- Your instructions
Search the listing below for the word "title" and copy each line that holds it.

— BEGIN Task material —

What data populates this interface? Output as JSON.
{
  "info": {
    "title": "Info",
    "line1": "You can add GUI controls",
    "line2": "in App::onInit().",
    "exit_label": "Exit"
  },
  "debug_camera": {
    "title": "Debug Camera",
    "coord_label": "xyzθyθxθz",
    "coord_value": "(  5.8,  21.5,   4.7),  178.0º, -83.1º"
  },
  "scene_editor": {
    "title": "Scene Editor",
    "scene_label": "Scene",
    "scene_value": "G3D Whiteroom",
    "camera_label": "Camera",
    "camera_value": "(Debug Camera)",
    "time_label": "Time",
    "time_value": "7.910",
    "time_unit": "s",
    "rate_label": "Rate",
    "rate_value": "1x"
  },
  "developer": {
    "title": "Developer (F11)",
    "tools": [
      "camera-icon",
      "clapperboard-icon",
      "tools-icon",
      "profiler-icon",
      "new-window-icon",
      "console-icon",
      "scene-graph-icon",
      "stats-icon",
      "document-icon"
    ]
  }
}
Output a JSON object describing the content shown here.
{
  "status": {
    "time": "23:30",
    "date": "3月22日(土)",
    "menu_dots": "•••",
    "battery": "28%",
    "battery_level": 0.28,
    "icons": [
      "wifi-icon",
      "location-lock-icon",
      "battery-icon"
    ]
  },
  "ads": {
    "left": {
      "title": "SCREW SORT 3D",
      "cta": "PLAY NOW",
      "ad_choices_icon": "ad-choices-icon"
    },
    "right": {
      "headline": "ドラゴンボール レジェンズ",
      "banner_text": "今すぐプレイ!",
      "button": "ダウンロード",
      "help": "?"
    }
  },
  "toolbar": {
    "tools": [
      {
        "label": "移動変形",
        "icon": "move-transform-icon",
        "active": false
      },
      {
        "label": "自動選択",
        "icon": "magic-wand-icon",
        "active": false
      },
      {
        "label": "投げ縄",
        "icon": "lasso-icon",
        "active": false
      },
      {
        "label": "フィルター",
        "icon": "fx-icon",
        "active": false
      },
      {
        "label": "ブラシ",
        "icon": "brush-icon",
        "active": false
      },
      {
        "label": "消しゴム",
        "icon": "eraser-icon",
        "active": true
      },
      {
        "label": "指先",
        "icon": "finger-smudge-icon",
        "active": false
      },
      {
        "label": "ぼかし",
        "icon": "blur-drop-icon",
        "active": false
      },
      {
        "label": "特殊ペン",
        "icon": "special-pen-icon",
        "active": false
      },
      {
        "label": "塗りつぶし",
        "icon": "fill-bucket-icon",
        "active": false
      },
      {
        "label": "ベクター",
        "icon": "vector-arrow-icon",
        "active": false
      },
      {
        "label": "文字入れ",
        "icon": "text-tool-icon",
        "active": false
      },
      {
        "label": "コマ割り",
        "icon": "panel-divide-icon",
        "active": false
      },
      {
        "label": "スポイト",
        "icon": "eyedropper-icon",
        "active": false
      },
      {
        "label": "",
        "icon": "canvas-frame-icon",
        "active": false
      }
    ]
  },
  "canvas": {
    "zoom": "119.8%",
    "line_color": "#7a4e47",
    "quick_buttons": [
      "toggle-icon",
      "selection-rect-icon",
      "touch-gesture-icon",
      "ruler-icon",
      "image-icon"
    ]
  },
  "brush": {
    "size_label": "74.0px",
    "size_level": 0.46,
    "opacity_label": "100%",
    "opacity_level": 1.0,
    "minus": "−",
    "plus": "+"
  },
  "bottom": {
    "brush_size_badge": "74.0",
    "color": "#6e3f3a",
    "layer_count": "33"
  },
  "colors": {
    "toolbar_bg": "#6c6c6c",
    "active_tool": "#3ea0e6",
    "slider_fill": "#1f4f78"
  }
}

— END Task material —

- Answer to this task
    "title": "Info",
    "title": "Debug Camera",
    "title": "Scene Editor",
    "title": "Developer (F11)",
      "title": "SCREW SORT 3D",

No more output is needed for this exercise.